▶ [Requirement] Please list every purpose that the text below about earbuds says a wearer might be using them for.

▶ [Text shown]
-.-.-

When is it time to take the earbuds out? For some people, it's almost never. Dan Weisel, a family medicine doctor in St. Louis, tells the Wall Street Journal that he has noticed a growing number of patients keeping their earbuds in even after he walks into the examination room. "My initial reaction is, that's rude because it seems like you're not giving me your full attention," he says, though he acknowledges that the patients could be using them as hearing aids or to control sensory overload—and that times are changing. "Technology influences culture and it influences manners. So I have to tell myself, having earbuds in isn't something I understand intuitively but maybe it's intuitive for Gen Z," the 35-year-old says.
It has also become common to see people in customer-facing jobs wearing earbuds, despite employers' efforts to crack down. Weisel and other people concerned about the trend say part of the problem is never knowing whether the devices are on, or whether the person is giving you their full attention or listening to music or a podcast.

-.-.-

▶ [Extracted data]
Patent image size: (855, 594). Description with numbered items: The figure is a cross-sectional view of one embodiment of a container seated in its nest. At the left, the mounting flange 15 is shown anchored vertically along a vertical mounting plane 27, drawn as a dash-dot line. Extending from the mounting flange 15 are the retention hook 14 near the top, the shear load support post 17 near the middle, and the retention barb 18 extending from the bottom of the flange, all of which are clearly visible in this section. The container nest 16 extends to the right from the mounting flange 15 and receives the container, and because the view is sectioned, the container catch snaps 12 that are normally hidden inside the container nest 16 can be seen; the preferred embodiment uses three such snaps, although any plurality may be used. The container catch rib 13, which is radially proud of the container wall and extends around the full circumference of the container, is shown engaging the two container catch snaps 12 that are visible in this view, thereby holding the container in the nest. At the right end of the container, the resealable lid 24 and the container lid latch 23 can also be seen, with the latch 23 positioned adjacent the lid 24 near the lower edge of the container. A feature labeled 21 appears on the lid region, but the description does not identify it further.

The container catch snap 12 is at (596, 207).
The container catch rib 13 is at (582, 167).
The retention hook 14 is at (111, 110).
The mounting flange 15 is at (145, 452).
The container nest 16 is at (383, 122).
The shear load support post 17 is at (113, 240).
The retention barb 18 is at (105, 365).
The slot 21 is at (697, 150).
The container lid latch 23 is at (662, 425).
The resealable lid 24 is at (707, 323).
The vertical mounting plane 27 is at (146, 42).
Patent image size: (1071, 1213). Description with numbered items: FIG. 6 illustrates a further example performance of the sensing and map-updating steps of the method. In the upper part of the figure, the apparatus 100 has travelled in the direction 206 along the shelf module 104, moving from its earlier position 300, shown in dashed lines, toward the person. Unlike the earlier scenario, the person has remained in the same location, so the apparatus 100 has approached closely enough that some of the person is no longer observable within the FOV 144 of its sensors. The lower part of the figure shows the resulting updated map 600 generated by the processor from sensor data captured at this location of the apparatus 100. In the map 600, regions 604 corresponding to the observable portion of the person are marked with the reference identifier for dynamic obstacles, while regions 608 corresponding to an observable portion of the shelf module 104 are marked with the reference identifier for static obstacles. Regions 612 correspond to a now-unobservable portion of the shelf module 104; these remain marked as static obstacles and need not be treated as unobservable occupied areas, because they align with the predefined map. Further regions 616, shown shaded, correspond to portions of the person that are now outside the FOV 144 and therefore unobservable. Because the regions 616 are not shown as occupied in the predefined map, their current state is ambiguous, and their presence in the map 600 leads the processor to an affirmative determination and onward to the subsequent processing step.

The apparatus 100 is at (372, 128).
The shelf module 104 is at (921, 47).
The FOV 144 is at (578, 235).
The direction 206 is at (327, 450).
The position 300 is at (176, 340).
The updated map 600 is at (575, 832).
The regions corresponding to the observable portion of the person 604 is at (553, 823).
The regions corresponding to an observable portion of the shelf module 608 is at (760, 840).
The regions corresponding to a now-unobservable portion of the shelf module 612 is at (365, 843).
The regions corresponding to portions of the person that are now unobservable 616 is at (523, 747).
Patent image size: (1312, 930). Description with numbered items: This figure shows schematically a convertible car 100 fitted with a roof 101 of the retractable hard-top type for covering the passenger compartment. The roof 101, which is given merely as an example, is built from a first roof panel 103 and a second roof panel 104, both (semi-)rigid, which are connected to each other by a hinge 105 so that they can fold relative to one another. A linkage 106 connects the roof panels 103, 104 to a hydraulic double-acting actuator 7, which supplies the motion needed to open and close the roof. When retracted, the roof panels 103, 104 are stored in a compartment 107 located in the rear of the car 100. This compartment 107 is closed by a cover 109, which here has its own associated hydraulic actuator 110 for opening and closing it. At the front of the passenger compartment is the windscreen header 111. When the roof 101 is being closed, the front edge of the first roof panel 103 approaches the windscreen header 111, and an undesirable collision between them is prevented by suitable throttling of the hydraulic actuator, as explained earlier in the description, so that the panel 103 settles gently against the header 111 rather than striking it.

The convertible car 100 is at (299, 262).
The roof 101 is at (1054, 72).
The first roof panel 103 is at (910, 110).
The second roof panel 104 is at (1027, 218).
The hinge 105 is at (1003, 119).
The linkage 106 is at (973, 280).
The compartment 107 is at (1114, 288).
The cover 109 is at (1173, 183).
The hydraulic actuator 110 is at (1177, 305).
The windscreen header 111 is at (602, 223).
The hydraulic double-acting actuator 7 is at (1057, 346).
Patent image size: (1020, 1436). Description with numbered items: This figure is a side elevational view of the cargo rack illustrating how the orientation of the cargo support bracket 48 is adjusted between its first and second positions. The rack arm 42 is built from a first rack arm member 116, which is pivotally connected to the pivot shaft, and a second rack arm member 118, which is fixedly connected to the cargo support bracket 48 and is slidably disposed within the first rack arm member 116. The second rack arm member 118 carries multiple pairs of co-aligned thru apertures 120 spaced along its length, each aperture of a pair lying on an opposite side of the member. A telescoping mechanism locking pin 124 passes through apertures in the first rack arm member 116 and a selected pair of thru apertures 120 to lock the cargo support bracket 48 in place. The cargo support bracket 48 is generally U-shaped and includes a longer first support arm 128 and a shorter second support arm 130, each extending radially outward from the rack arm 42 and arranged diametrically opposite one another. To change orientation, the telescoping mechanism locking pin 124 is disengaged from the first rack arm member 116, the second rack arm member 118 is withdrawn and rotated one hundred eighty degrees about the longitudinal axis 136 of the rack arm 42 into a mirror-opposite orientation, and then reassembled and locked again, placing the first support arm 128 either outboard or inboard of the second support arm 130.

-.-.-

▶ [Task response]
- As hearing aids
- To control sensory overload
- Listening to music
- Listening to a podcast